→ Aim of the exercise
Copy all the entries below exactly, but not the pictures.

BEGIN Provided data

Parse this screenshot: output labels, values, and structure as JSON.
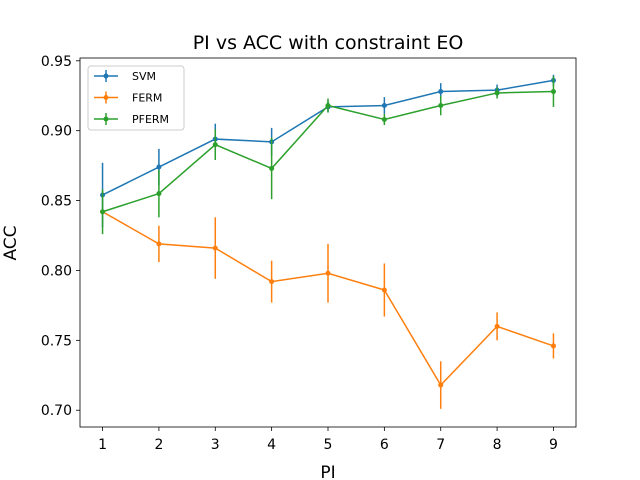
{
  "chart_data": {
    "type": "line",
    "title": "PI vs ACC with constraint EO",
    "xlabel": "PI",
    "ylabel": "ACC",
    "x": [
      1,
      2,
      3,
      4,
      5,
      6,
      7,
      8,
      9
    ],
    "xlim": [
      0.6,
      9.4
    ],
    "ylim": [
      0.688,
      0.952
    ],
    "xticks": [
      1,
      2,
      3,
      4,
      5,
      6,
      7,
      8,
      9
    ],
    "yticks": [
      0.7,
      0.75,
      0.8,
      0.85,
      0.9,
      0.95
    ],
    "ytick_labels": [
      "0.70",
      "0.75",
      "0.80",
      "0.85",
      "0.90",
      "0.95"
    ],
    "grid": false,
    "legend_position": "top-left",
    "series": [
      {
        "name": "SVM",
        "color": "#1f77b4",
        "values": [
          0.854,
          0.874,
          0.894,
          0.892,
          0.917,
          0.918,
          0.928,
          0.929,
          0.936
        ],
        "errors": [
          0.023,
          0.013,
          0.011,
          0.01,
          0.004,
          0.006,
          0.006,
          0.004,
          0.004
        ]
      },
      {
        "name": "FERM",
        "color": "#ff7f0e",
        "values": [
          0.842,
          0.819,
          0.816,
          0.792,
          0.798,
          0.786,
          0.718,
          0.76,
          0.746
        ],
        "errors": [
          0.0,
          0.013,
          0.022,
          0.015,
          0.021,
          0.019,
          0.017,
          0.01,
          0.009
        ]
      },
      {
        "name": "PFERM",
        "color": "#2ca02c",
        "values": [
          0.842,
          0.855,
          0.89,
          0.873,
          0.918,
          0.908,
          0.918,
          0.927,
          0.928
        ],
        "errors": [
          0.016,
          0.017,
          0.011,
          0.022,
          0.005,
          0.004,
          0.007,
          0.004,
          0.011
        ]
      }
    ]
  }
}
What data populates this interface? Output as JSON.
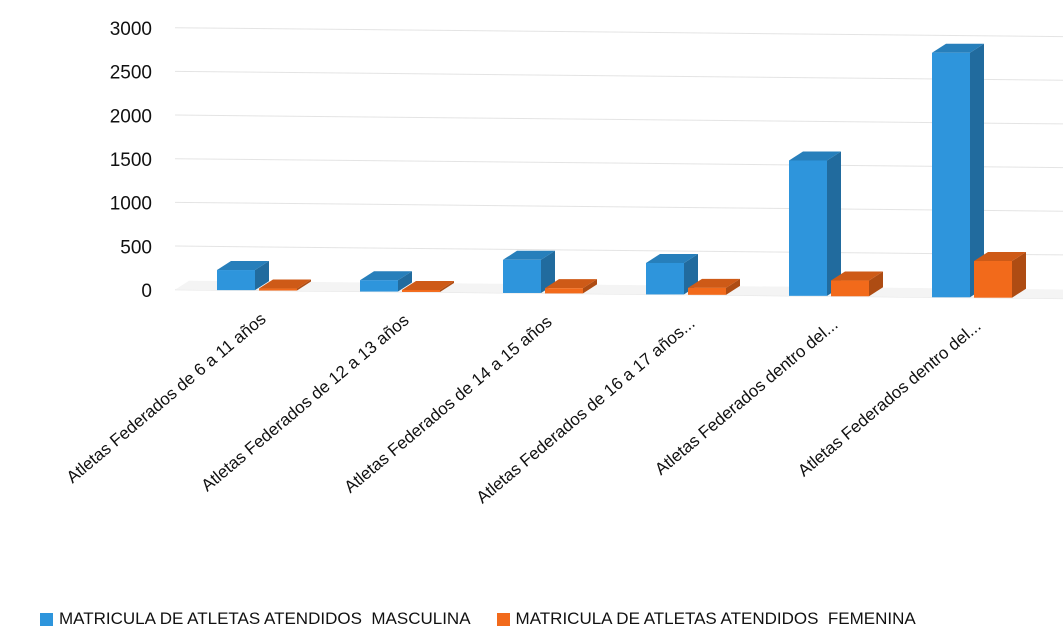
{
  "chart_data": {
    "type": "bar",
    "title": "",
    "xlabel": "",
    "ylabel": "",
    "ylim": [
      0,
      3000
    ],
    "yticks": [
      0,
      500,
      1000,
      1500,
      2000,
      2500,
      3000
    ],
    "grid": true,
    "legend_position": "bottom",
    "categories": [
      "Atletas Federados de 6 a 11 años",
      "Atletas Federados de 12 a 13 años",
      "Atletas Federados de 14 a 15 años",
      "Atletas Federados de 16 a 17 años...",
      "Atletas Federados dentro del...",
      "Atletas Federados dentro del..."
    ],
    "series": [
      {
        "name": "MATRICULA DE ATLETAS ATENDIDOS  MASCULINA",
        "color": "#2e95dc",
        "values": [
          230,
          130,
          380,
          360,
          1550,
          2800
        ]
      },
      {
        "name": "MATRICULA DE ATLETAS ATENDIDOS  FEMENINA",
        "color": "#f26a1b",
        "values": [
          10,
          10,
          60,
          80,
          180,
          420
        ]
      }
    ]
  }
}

END Provided data

→ Answer below
Parse this screenshot: output labels, values, and structure as JSON.
{
  "chart_data": {
    "type": "line",
    "title": "PI vs ACC with constraint EO",
    "xlabel": "PI",
    "ylabel": "ACC",
    "x": [
      1,
      2,
      3,
      4,
      5,
      6,
      7,
      8,
      9
    ],
    "xlim": [
      0.6,
      9.4
    ],
    "ylim": [
      0.688,
      0.952
    ],
    "xticks": [
      1,
      2,
      3,
      4,
      5,
      6,
      7,
      8,
      9
    ],
    "yticks": [
      0.7,
      0.75,
      0.8,
      0.85,
      0.9,
      0.95
    ],
    "ytick_labels": [
      "0.70",
      "0.75",
      "0.80",
      "0.85",
      "0.90",
      "0.95"
    ],
    "grid": false,
    "legend_position": "top-left",
    "series": [
      {
        "name": "SVM",
        "color": "#1f77b4",
        "values": [
          0.854,
          0.874,
          0.894,
          0.892,
          0.917,
          0.918,
          0.928,
          0.929,
          0.936
        ],
        "errors": [
          0.023,
          0.013,
          0.011,
          0.01,
          0.004,
          0.006,
          0.006,
          0.004,
          0.004
        ]
      },
      {
        "name": "FERM",
        "color": "#ff7f0e",
        "values": [
          0.842,
          0.819,
          0.816,
          0.792,
          0.798,
          0.786,
          0.718,
          0.76,
          0.746
        ],
        "errors": [
          0.0,
          0.013,
          0.022,
          0.015,
          0.021,
          0.019,
          0.017,
          0.01,
          0.009
        ]
      },
      {
        "name": "PFERM",
        "color": "#2ca02c",
        "values": [
          0.842,
          0.855,
          0.89,
          0.873,
          0.918,
          0.908,
          0.918,
          0.927,
          0.928
        ],
        "errors": [
          0.016,
          0.017,
          0.011,
          0.022,
          0.005,
          0.004,
          0.007,
          0.004,
          0.011
        ]
      }
    ]
  }
}
What data populates this interface? Output as JSON.
{
  "chart_data": {
    "type": "bar",
    "title": "",
    "xlabel": "",
    "ylabel": "",
    "ylim": [
      0,
      3000
    ],
    "yticks": [
      0,
      500,
      1000,
      1500,
      2000,
      2500,
      3000
    ],
    "grid": true,
    "legend_position": "bottom",
    "categories": [
      "Atletas Federados de 6 a 11 años",
      "Atletas Federados de 12 a 13 años",
      "Atletas Federados de 14 a 15 años",
      "Atletas Federados de 16 a 17 años...",
      "Atletas Federados dentro del...",
      "Atletas Federados dentro del..."
    ],
    "series": [
      {
        "name": "MATRICULA DE ATLETAS ATENDIDOS  MASCULINA",
        "color": "#2e95dc",
        "values": [
          230,
          130,
          380,
          360,
          1550,
          2800
        ]
      },
      {
        "name": "MATRICULA DE ATLETAS ATENDIDOS  FEMENINA",
        "color": "#f26a1b",
        "values": [
          10,
          10,
          60,
          80,
          180,
          420
        ]
      }
    ]
  }
}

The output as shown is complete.